* _Written task_: Find all lines in the listing that include the word "Alfa", then copy them.

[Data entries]
============================================================

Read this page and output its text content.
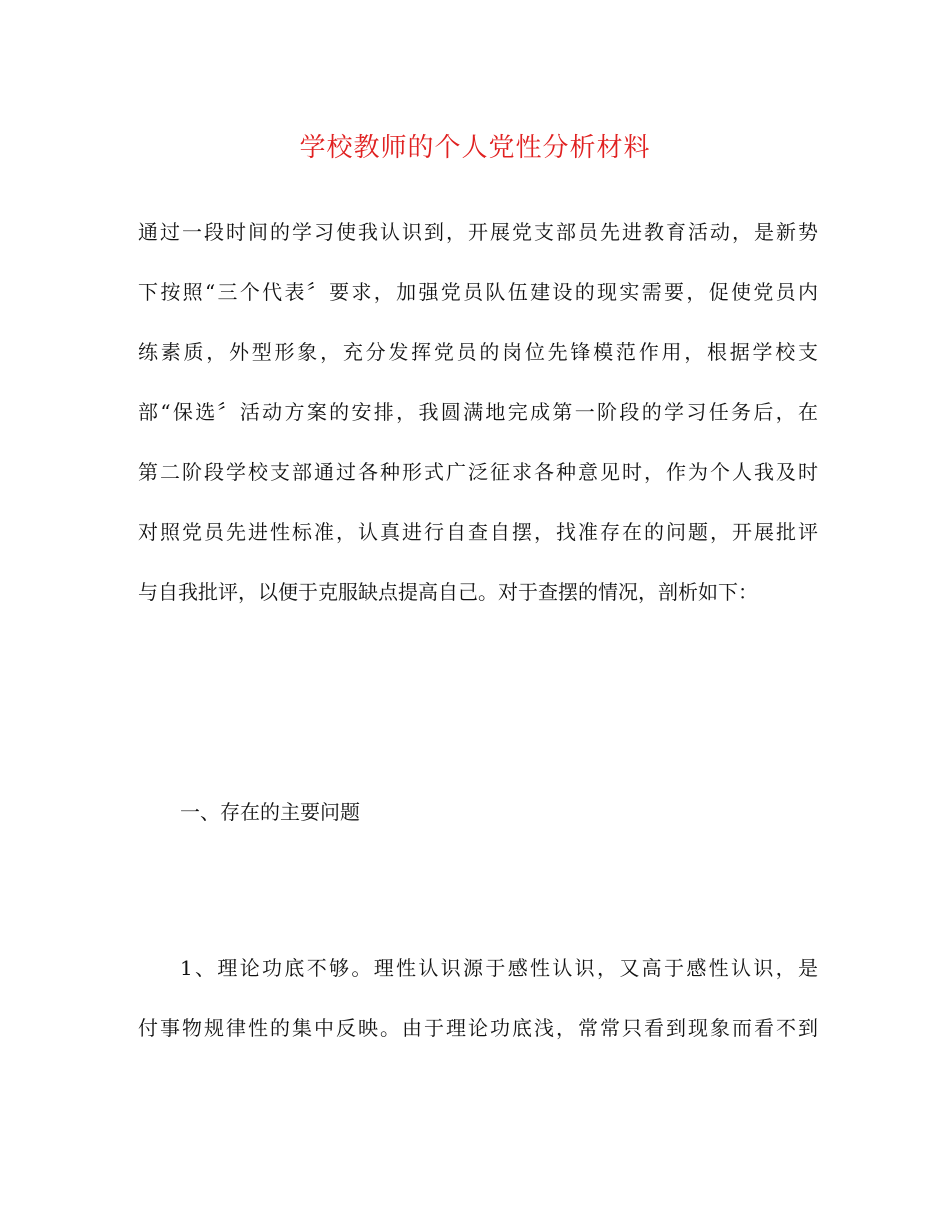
学校教师的个人党性分析材料
通过一段时间的学习使我认识到，开展党支部员先进教育活动，是新势
下按照“三个代表〞要求，加强党员队伍建设的现实需要，促使党员内
练素质，外型形象，充分发挥党员的岗位先锋模范作用，根据学校支
部“保选〞活动方案的安排，我圆满地完成第一阶段的学习任务后，在
第二阶段学校支部通过各种形式广泛征求各种意见时，作为个人我及时
对照党员先进性标准，认真进行自查自摆，找准存在的问题，开展批评
与自我批评，以便于克服缺点提高自己。对于查摆的情况，剖析如下：
一、存在的主要问题
1、理论功底不够。理性认识源于感性认识，又高于感性认识，是
付事物规律性的集中反映。由于理论功底浅，常常只看到现象而看不到
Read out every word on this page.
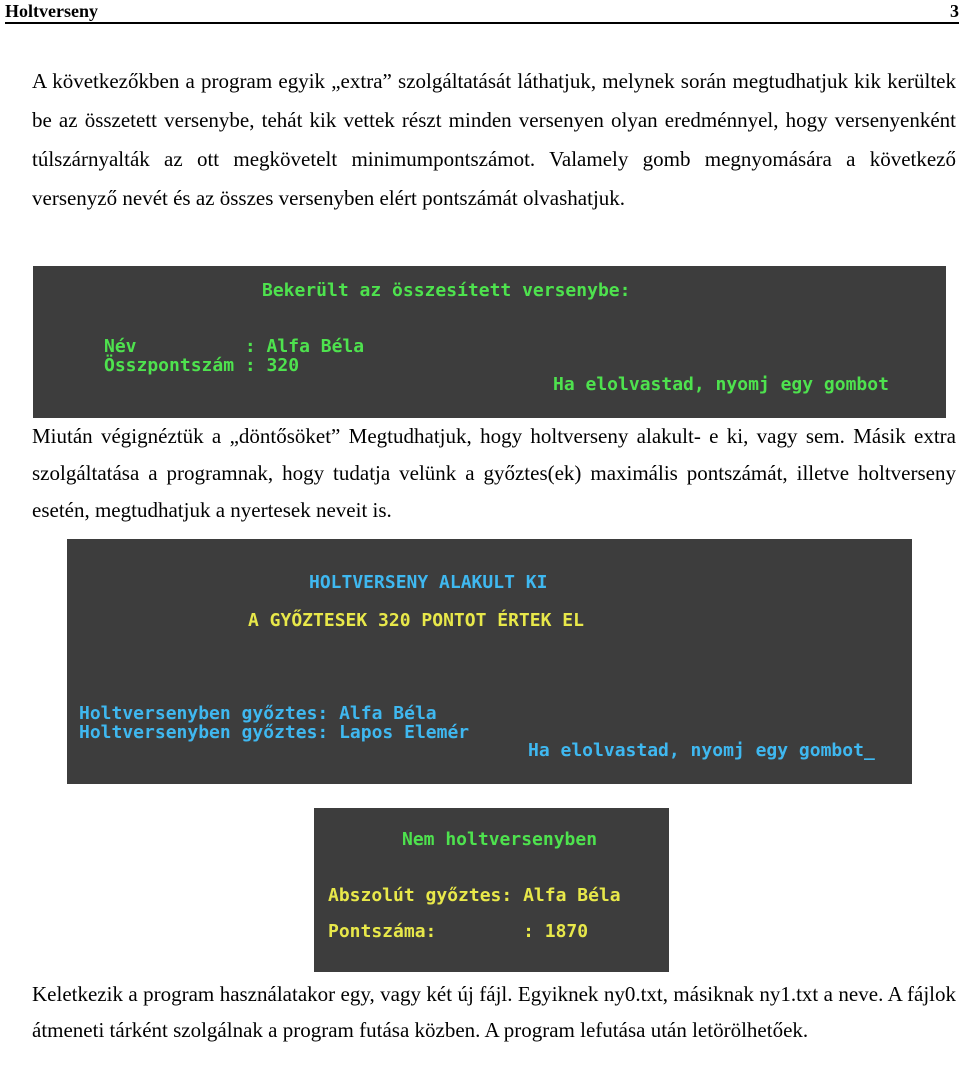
Holtverseny	3

A következőkben a program egyik „extra” szolgáltatását láthatjuk, melynek során megtudhatjuk kik kerültek be az összetett versenybe, tehát kik vettek részt minden versenyen olyan eredménnyel, hogy versenyenként túlszárnyalták az ott megkövetelt minimumpontszámot. Valamely gomb megnyomására a következő versenyző nevét és az összes versenyben elért pontszámát olvashatjuk.

Bekerült az összesített versenybe:

Név          : Alfa Béla

Összpontszám : 320

Ha elolvastad, nyomj egy gombot

Miután végignéztük a „döntősöket” Megtudhatjuk, hogy holtverseny alakult- e ki, vagy sem. Másik extra szolgáltatása a programnak, hogy tudatja velünk a győztes(ek) maximális pontszámát, illetve holtverseny esetén, megtudhatjuk a nyertesek neveit is.

HOLTVERSENY ALAKULT KI

A GYŐZTESEK 320 PONTOT ÉRTEK EL

Holtversenyben győztes: Alfa Béla

Holtversenyben győztes: Lapos Elemér

Ha elolvastad, nyomj egy gombot_

Nem holtversenyben

Abszolút győztes: Alfa Béla

Pontszáma:        : 1870

Keletkezik a program használatakor egy, vagy két új fájl. Egyiknek ny0.txt, másiknak ny1.txt a neve. A fájlok átmeneti tárként szolgálnak a program futása közben. A program lefutása után letörölhetőek.
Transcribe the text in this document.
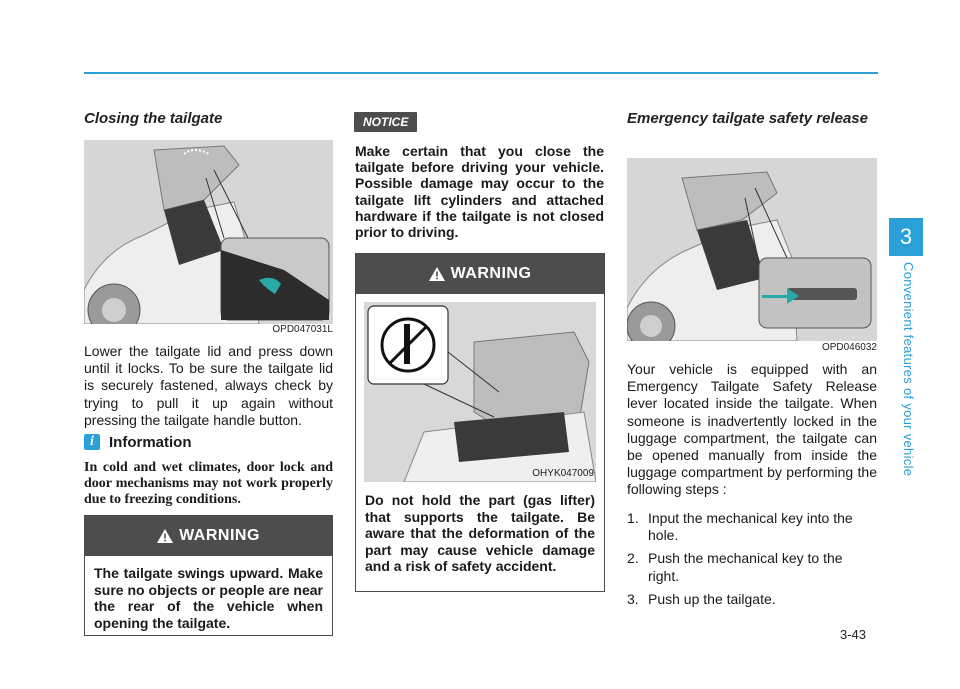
Closing the tailgate
OPD047031L
Lower the tailgate lid and press down until it locks. To be sure the tailgate lid is securely fastened, always check by trying to pull it up again without pressing the tailgate handle button.
i	Information
In cold and wet climates, door lock and door mechanisms may not work properly due to freezing conditions.
WARNING
The tailgate swings upward. Make sure no objects or people are near the rear of the vehicle when opening the tailgate.
NOTICE
Make certain that you close the tailgate before driving your vehicle. Possible damage may occur to the tailgate lift cylinders and attached hardware if the tailgate is not closed prior to driving.
WARNING
OHYK047009
Do not hold the part (gas lifter) that supports the tailgate. Be aware that the deformation of the part may cause vehicle damage and a risk of safety accident.
Emergency tailgate safety release
OPD046032
Your vehicle is equipped with an Emergency Tailgate Safety Release lever located inside the tailgate. When someone is inadvertently locked in the luggage compartment, the tailgate can be opened manually from inside the luggage compartment by performing the following steps :
1. Input the mechanical key into the hole.
2. Push the mechanical key to the right.
3. Push up the tailgate.
3
Convenient features of your vehicle
3-43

============================================================

* _Result_:
Név          : Alfa Béla
Holtversenyben győztes: Alfa Béla
Abszolút győztes: Alfa Béla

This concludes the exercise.